═════ Supplied data

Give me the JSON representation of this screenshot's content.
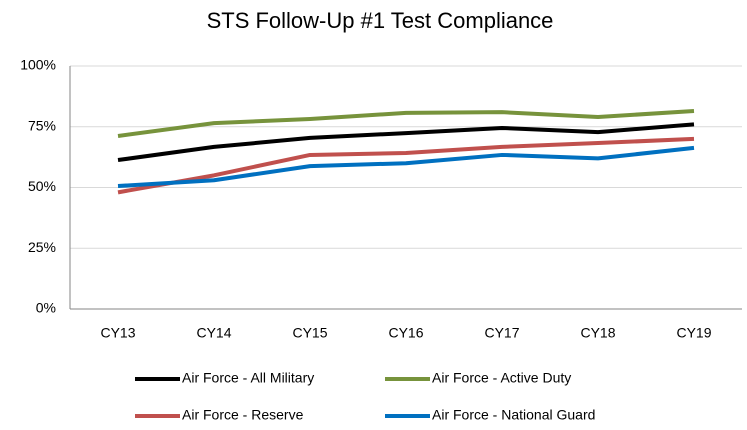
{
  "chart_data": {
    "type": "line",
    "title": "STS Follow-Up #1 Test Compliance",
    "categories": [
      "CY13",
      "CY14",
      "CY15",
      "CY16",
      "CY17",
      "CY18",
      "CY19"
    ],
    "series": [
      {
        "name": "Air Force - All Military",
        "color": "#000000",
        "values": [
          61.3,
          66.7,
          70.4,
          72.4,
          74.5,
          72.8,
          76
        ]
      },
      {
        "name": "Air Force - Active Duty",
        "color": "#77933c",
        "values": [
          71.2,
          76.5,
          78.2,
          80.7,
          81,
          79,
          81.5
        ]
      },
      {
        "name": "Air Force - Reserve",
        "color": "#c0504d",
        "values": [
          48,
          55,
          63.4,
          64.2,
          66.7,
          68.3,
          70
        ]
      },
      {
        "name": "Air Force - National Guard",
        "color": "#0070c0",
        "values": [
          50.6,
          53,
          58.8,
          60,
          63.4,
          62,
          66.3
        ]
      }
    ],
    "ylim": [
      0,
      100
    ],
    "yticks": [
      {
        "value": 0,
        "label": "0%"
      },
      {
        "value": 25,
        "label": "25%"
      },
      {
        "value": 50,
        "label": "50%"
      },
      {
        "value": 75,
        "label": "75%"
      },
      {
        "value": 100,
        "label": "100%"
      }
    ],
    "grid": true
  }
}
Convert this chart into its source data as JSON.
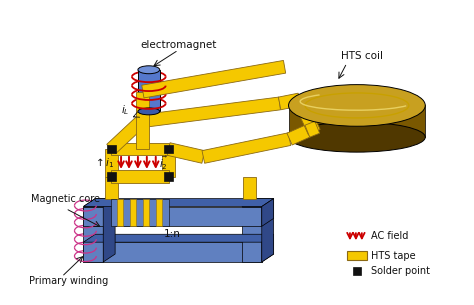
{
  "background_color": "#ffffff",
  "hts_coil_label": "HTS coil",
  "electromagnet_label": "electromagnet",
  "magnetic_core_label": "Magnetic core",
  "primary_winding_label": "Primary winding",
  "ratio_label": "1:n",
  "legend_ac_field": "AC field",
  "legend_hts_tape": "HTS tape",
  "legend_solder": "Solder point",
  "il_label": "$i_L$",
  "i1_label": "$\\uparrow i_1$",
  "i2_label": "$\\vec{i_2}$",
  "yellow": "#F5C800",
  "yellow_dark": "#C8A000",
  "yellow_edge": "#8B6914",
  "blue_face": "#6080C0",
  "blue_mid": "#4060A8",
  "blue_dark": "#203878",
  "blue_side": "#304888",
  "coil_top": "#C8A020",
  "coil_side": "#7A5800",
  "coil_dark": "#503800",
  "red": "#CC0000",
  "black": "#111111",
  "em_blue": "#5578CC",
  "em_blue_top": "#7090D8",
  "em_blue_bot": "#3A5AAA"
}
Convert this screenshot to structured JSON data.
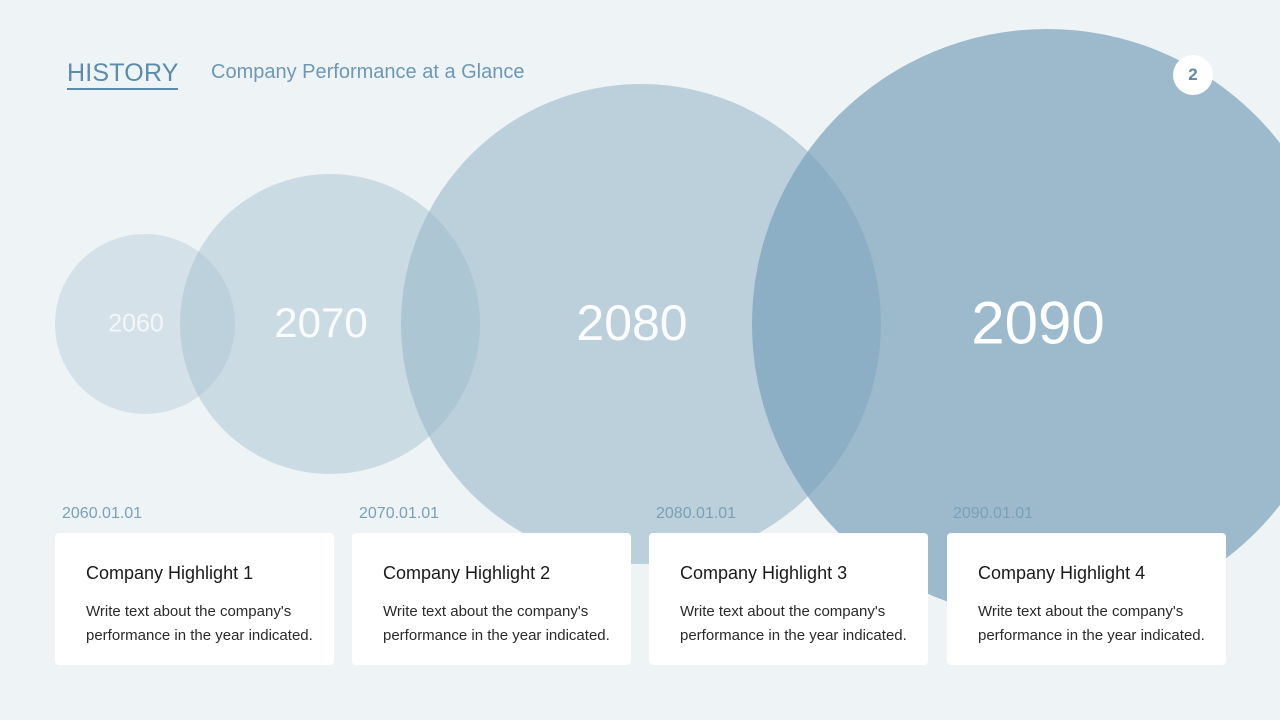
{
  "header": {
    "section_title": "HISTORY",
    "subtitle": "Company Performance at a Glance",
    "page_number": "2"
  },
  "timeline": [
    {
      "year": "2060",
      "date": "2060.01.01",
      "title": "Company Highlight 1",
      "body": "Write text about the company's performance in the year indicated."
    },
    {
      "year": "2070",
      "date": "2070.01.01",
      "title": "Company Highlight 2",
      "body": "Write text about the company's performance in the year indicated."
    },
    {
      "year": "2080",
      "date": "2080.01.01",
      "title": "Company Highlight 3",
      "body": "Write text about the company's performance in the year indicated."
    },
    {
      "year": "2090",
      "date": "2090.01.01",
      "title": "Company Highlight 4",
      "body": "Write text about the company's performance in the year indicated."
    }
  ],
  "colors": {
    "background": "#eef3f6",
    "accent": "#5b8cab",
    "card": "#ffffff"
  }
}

══════════

- _Task_
How many lines in these entries contain the string "Convert"? State the number and nothing more.

- _Solved exercise_
2